(Dataset items)
** start **

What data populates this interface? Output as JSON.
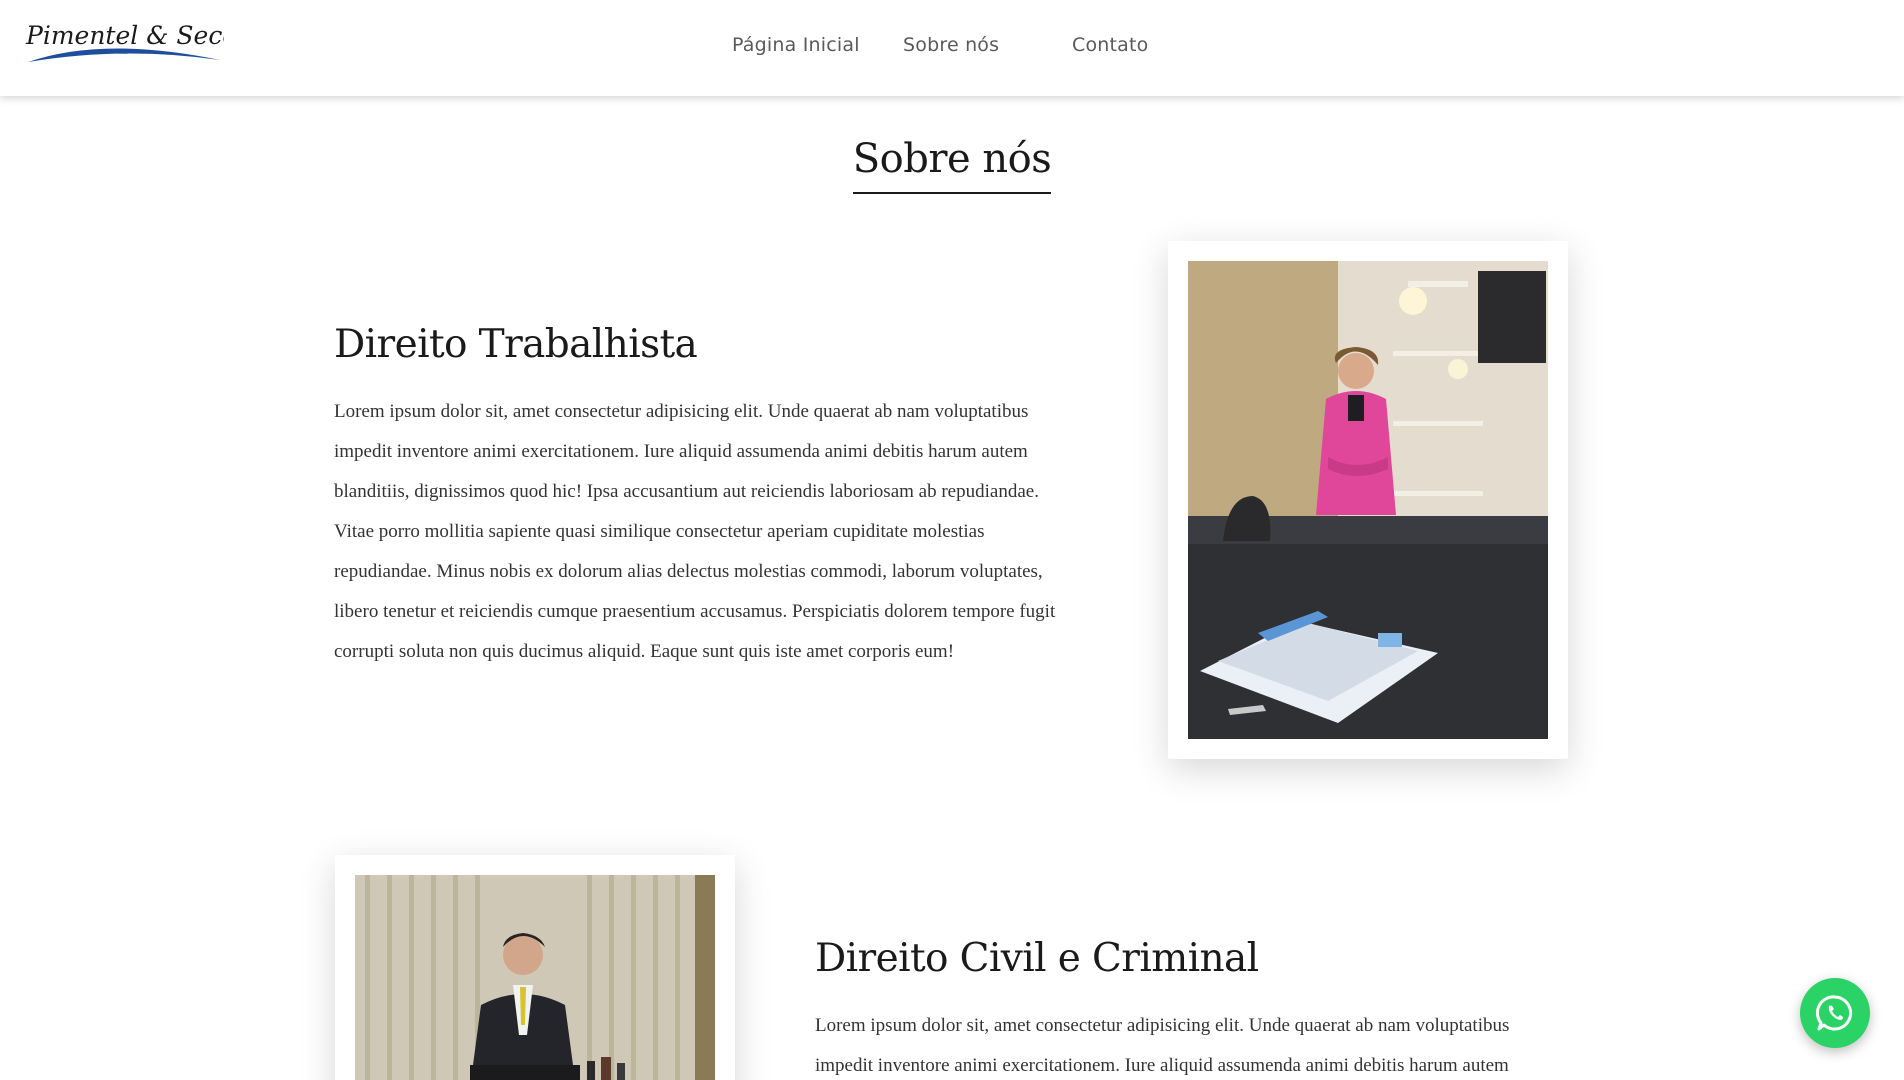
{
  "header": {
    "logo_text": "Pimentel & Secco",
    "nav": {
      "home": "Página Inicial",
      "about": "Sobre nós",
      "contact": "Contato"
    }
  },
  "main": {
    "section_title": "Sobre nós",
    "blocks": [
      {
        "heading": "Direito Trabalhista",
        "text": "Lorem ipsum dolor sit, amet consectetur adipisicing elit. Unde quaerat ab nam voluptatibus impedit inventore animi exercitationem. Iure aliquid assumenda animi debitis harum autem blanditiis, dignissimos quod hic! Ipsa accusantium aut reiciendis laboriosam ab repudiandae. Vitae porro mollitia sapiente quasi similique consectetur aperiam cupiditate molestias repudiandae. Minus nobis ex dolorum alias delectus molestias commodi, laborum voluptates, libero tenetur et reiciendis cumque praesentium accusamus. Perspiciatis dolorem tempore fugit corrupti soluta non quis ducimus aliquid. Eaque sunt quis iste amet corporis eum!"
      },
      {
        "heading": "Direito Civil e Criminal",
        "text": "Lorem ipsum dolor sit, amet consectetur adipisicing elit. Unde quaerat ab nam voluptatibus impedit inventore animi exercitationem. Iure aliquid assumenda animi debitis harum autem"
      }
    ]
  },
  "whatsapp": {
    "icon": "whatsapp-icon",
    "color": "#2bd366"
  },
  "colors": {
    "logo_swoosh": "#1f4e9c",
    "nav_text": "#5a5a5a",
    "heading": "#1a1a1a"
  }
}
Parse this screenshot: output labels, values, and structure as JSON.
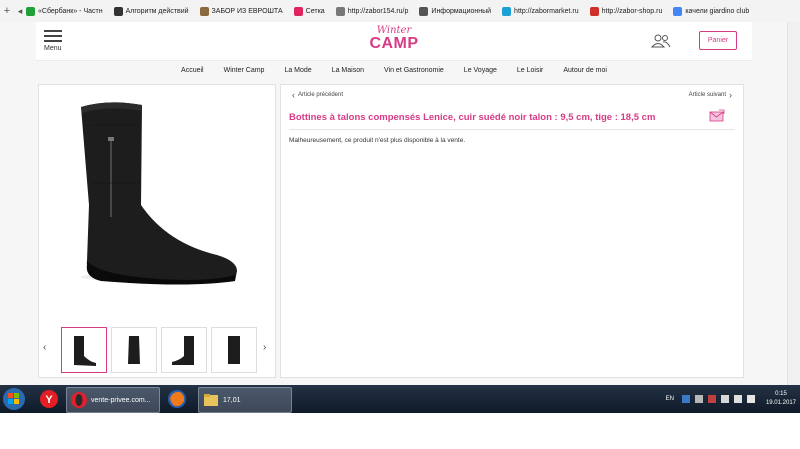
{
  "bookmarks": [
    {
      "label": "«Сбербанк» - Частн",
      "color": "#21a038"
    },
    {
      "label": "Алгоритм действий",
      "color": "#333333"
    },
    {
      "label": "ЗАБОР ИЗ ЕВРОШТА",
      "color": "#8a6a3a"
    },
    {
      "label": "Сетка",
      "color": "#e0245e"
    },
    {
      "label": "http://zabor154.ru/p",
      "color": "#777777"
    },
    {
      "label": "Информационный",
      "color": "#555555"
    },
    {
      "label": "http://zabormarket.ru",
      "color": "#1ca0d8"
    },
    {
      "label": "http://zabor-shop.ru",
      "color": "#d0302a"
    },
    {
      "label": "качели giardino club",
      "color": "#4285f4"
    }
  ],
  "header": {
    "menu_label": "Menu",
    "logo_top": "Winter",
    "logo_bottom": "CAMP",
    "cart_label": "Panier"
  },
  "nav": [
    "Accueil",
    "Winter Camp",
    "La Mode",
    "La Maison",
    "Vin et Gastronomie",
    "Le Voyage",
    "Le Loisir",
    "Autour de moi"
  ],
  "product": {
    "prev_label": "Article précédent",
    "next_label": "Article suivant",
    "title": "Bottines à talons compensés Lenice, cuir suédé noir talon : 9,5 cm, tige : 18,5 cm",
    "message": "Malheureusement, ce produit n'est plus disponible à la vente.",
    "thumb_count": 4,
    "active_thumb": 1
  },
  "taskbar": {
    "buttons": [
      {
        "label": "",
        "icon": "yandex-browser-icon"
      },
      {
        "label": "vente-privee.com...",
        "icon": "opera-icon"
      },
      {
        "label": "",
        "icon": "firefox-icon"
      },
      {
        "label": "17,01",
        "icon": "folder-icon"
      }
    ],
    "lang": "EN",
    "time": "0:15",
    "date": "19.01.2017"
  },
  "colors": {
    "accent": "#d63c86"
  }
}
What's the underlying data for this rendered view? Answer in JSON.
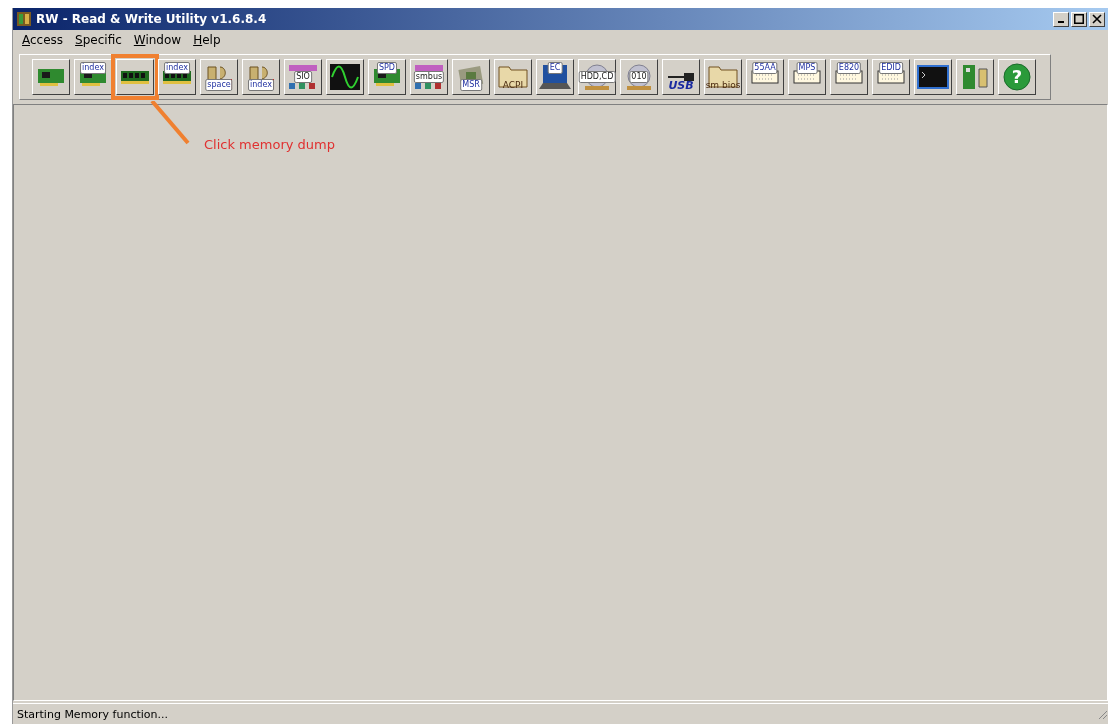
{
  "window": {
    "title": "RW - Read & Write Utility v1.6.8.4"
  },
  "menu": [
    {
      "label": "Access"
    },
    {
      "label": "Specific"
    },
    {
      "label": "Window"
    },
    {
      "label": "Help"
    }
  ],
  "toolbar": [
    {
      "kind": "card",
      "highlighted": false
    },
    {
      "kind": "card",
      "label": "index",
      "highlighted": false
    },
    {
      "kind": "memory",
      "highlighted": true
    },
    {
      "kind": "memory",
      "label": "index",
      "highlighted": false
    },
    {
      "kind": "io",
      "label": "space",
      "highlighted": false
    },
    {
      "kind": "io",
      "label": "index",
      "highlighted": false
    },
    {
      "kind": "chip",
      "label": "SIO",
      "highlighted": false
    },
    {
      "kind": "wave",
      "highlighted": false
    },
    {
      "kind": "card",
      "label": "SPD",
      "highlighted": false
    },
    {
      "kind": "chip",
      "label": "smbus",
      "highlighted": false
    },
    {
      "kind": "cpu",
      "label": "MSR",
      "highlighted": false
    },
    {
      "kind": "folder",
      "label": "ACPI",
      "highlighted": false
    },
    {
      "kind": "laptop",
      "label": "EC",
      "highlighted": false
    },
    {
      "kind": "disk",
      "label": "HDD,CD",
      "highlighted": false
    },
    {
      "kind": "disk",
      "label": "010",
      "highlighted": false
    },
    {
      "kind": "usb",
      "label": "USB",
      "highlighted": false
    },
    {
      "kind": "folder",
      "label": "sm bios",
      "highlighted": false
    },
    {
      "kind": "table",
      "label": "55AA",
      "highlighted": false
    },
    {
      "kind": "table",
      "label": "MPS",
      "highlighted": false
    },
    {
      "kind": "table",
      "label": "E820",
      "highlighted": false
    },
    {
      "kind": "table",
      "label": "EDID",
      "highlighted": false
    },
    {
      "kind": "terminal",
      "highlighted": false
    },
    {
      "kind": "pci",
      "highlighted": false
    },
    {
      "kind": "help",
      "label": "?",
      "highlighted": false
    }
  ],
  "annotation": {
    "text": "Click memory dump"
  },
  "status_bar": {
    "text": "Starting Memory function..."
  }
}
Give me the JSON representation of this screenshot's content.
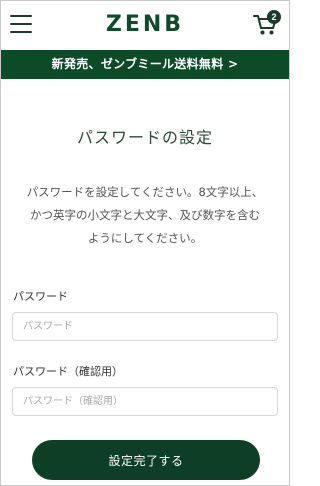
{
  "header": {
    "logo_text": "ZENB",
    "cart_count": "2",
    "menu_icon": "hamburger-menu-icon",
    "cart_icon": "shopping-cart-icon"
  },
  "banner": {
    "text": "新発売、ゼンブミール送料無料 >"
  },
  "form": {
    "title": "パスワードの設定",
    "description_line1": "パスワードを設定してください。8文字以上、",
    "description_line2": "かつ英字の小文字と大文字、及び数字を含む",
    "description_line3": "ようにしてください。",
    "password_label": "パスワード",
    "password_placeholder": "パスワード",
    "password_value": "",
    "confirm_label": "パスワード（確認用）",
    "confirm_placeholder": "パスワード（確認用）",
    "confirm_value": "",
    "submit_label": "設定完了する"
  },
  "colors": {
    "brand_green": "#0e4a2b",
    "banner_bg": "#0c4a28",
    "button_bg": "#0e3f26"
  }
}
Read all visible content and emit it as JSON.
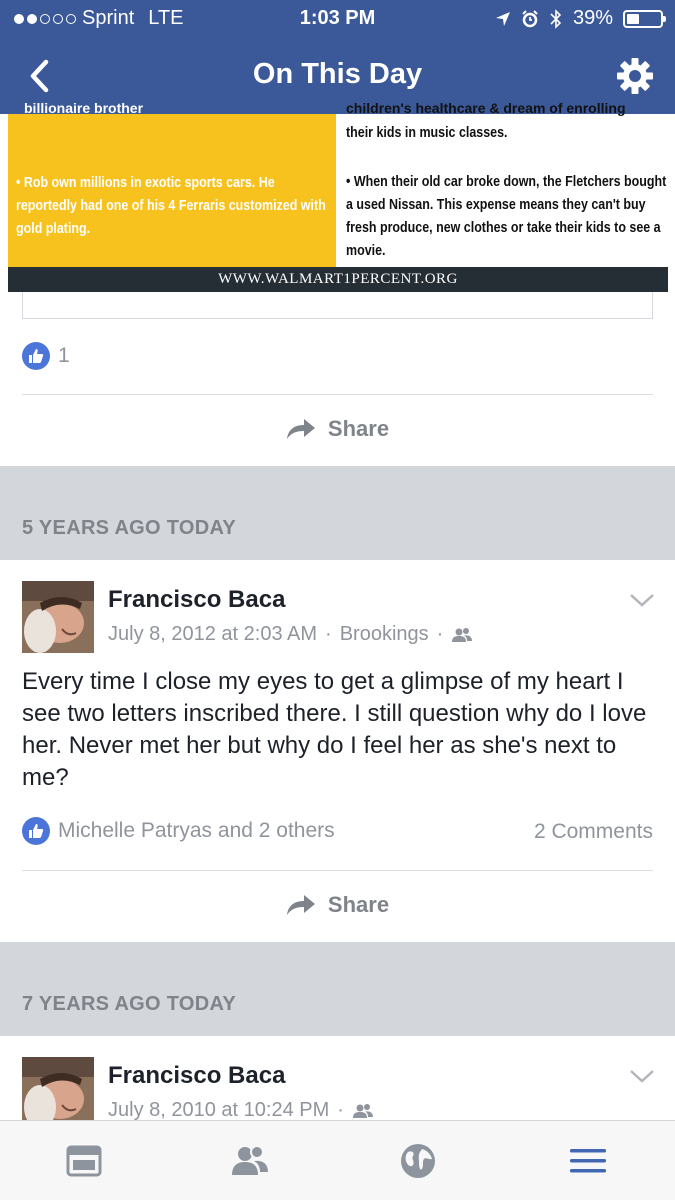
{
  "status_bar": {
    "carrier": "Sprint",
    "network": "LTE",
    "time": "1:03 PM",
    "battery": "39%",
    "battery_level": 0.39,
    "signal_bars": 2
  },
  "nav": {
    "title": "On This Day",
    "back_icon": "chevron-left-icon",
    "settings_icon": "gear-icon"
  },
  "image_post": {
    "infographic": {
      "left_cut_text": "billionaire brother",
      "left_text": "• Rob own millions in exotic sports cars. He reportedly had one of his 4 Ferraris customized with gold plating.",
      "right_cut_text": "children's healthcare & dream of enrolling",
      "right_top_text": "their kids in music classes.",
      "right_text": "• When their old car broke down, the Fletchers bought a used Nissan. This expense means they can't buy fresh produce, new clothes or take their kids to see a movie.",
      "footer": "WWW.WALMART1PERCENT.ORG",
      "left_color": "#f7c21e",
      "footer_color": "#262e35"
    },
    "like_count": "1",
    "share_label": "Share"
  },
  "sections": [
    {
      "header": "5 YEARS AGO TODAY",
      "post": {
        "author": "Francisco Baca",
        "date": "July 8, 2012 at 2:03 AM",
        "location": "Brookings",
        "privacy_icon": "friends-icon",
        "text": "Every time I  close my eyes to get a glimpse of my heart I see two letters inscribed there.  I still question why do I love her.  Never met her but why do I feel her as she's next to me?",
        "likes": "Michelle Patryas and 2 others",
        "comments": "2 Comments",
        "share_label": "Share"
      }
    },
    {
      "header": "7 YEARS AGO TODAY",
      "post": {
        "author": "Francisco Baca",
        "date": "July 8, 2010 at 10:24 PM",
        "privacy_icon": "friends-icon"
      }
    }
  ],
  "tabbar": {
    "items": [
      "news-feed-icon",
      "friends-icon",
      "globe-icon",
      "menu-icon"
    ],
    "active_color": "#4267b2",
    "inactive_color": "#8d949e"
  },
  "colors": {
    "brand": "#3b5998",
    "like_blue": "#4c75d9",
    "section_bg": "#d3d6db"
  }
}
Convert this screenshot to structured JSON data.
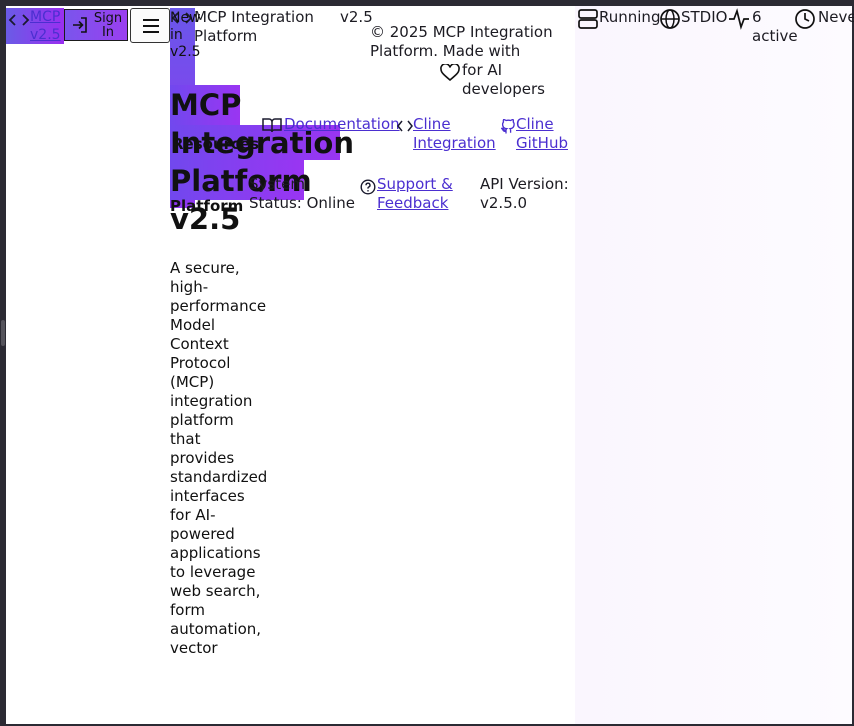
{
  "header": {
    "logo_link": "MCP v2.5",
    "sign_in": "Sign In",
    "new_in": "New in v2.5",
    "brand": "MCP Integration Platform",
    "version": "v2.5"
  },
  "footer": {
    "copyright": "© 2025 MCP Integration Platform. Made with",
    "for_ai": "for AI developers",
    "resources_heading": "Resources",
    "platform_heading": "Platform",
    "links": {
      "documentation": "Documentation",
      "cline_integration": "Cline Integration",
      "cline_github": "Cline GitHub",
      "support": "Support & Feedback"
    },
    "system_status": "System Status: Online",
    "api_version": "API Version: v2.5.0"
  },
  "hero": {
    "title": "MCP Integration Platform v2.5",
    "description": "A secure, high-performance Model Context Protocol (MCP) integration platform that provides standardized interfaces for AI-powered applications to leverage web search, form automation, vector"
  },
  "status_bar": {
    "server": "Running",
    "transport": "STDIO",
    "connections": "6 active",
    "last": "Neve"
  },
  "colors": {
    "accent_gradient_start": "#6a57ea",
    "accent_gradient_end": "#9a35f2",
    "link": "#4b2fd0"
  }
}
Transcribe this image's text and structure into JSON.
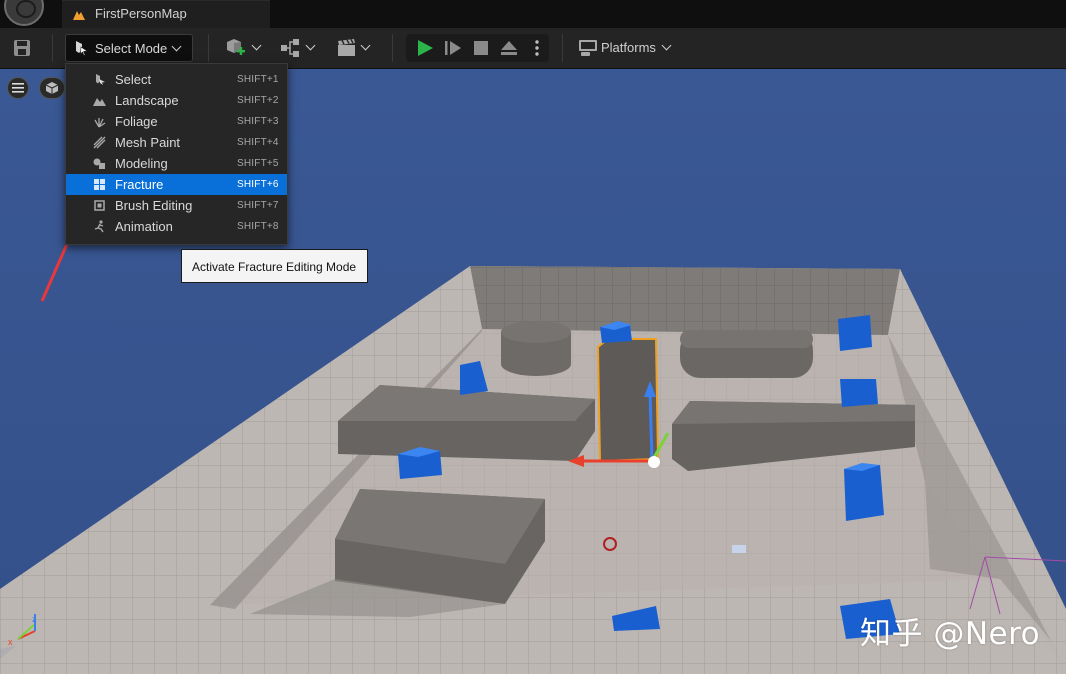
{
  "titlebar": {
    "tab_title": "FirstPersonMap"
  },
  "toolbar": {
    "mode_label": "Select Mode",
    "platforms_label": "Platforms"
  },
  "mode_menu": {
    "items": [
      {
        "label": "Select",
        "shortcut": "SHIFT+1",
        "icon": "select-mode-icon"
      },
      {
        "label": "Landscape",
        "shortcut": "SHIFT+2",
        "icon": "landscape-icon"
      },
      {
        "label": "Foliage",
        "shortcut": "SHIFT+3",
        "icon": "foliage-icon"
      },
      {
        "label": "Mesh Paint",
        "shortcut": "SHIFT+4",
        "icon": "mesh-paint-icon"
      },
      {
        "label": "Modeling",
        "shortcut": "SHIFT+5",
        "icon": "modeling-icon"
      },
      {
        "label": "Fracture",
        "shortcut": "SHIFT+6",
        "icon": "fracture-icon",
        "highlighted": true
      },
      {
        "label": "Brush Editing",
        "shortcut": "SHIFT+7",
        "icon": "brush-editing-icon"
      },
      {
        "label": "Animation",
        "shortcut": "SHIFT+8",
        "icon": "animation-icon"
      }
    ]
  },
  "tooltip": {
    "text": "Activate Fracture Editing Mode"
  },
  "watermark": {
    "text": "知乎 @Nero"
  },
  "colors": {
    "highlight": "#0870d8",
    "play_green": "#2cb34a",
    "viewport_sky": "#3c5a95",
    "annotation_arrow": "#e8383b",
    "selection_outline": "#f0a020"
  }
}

** end **

*Goal*: Pick out every line of the listing containing the word "time", and show those lines.

*Full response*:
    "time": "0:15",
    "time": "1:03 PM",
        "text": "Every time I  close my eyes to get a glimpse of my heart I see two letters inscribed there.  I still question why do I love her.  Never met her but why do I feel her as she's next to me?",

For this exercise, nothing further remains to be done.